:: Written instruction ::
Quote the entries word for word. Omit the pictures.

:: Data tied to figure images ::
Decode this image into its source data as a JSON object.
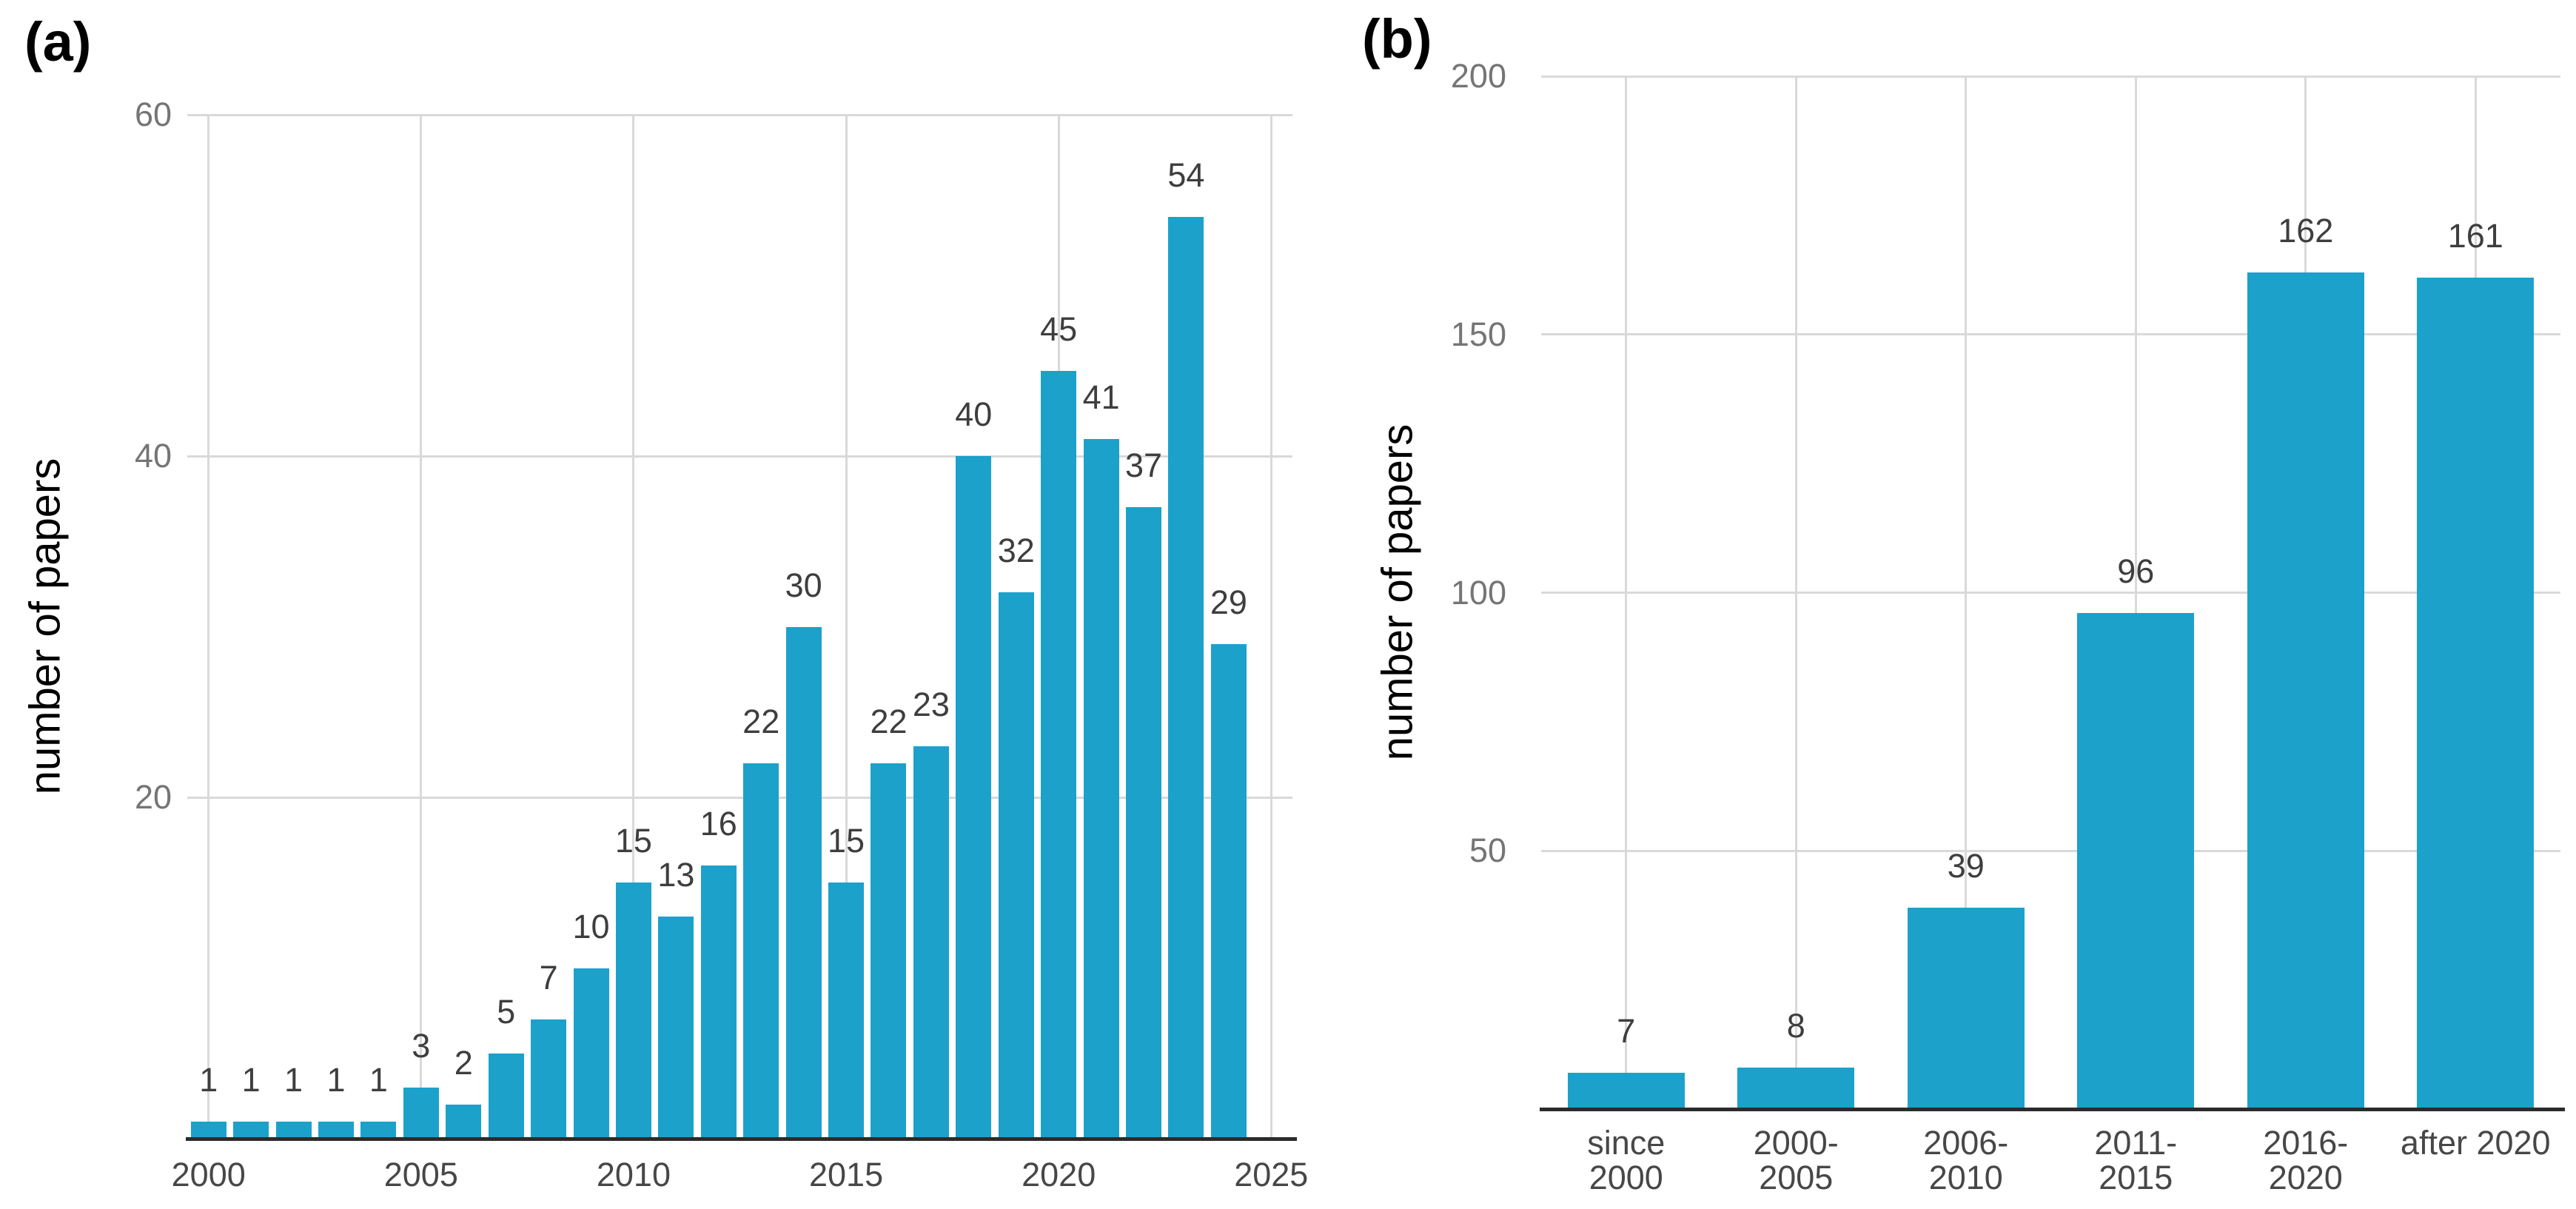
{
  "panels": [
    {
      "label": "(a)",
      "y_axis_title": "number of papers"
    },
    {
      "label": "(b)",
      "y_axis_title": "number of papers"
    }
  ],
  "colors": {
    "bar": "#1CA1CB",
    "gridline": "#D9D9D9",
    "baseline": "#2B2B2B",
    "y_tick_text": "#757575",
    "x_tick_text": "#474747",
    "value_text": "#3E3E3E",
    "title_text": "#000000"
  },
  "chart_data": [
    {
      "type": "bar",
      "panel": "(a)",
      "title": "",
      "xlabel": "",
      "ylabel": "number of papers",
      "categories": [
        2000,
        2001,
        2002,
        2003,
        2004,
        2005,
        2006,
        2007,
        2008,
        2009,
        2010,
        2011,
        2012,
        2013,
        2014,
        2015,
        2016,
        2017,
        2018,
        2019,
        2020,
        2021,
        2022,
        2023,
        2024
      ],
      "values": [
        1,
        1,
        1,
        1,
        1,
        3,
        2,
        5,
        7,
        10,
        15,
        13,
        16,
        22,
        30,
        15,
        22,
        23,
        40,
        32,
        45,
        41,
        37,
        54,
        29
      ],
      "value_labels_shown": true,
      "ylim": [
        0,
        60
      ],
      "yticks": [
        20,
        40,
        60
      ],
      "xticks": [
        "2000",
        "2005",
        "2010",
        "2015",
        "2020",
        "2025"
      ],
      "grid": true,
      "legend": "none"
    },
    {
      "type": "bar",
      "panel": "(b)",
      "title": "",
      "xlabel": "",
      "ylabel": "number of papers",
      "categories": [
        "since\n2000",
        "2000-\n2005",
        "2006-\n2010",
        "2011-\n2015",
        "2016-\n2020",
        "after 2020"
      ],
      "values": [
        7,
        8,
        39,
        96,
        162,
        161
      ],
      "value_labels_shown": true,
      "ylim": [
        0,
        200
      ],
      "yticks": [
        50,
        100,
        150,
        200
      ],
      "grid": true,
      "legend": "none"
    }
  ]
}
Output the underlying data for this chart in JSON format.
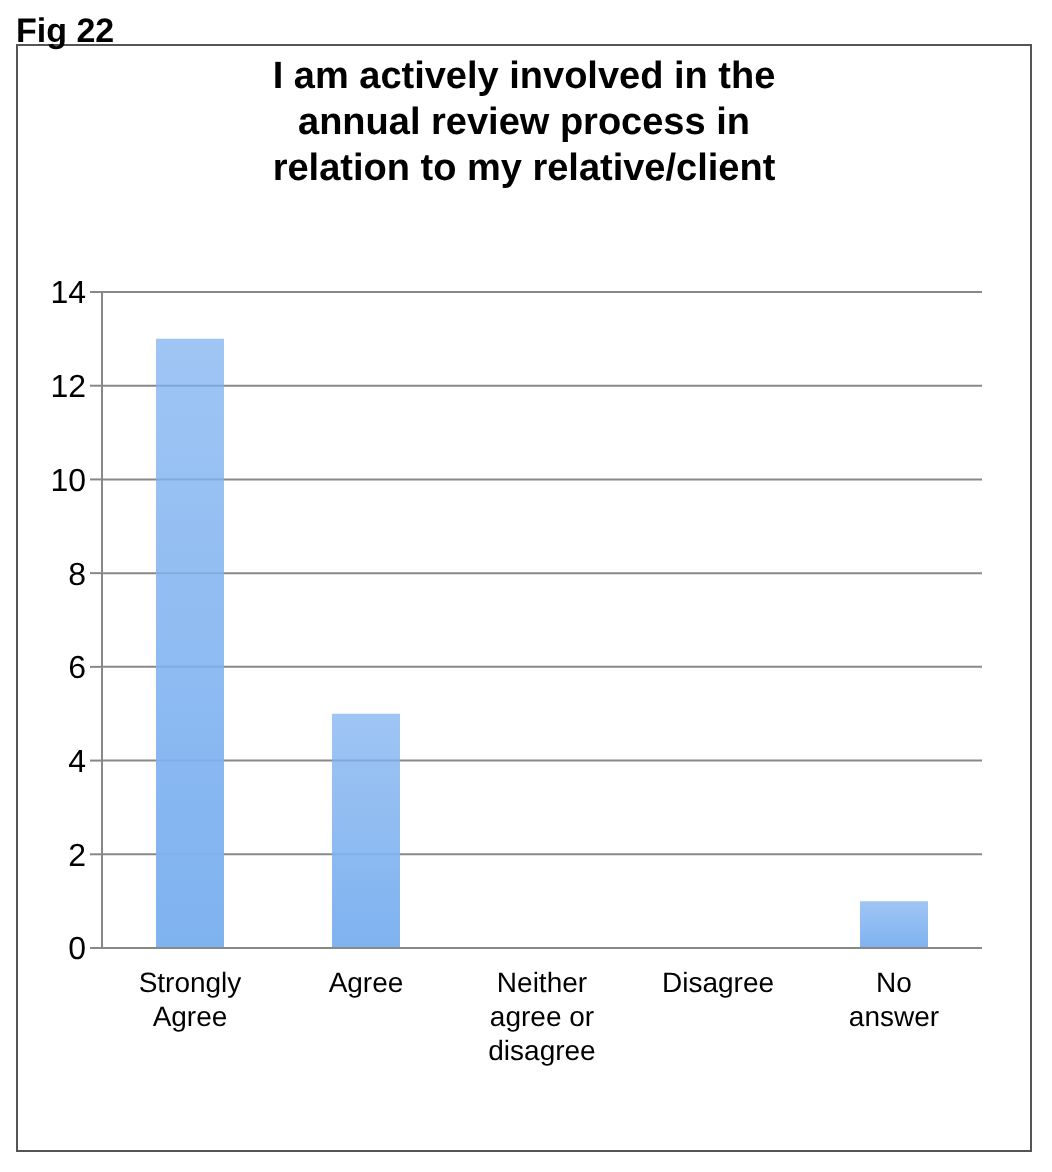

:: Answer to the problem ::
Decode this image into its source data as a JSON object.
{
  "panels": [
    {
      "label": "(a)",
      "y_axis_title": "number of papers"
    },
    {
      "label": "(b)",
      "y_axis_title": "number of papers"
    }
  ],
  "colors": {
    "bar": "#1CA1CB",
    "gridline": "#D9D9D9",
    "baseline": "#2B2B2B",
    "y_tick_text": "#757575",
    "x_tick_text": "#474747",
    "value_text": "#3E3E3E",
    "title_text": "#000000"
  },
  "chart_data": [
    {
      "type": "bar",
      "panel": "(a)",
      "title": "",
      "xlabel": "",
      "ylabel": "number of papers",
      "categories": [
        2000,
        2001,
        2002,
        2003,
        2004,
        2005,
        2006,
        2007,
        2008,
        2009,
        2010,
        2011,
        2012,
        2013,
        2014,
        2015,
        2016,
        2017,
        2018,
        2019,
        2020,
        2021,
        2022,
        2023,
        2024
      ],
      "values": [
        1,
        1,
        1,
        1,
        1,
        3,
        2,
        5,
        7,
        10,
        15,
        13,
        16,
        22,
        30,
        15,
        22,
        23,
        40,
        32,
        45,
        41,
        37,
        54,
        29
      ],
      "value_labels_shown": true,
      "ylim": [
        0,
        60
      ],
      "yticks": [
        20,
        40,
        60
      ],
      "xticks": [
        "2000",
        "2005",
        "2010",
        "2015",
        "2020",
        "2025"
      ],
      "grid": true,
      "legend": "none"
    },
    {
      "type": "bar",
      "panel": "(b)",
      "title": "",
      "xlabel": "",
      "ylabel": "number of papers",
      "categories": [
        "since\n2000",
        "2000-\n2005",
        "2006-\n2010",
        "2011-\n2015",
        "2016-\n2020",
        "after 2020"
      ],
      "values": [
        7,
        8,
        39,
        96,
        162,
        161
      ],
      "value_labels_shown": true,
      "ylim": [
        0,
        200
      ],
      "yticks": [
        50,
        100,
        150,
        200
      ],
      "grid": true,
      "legend": "none"
    }
  ]
}
Output the underlying data for this chart in JSON format.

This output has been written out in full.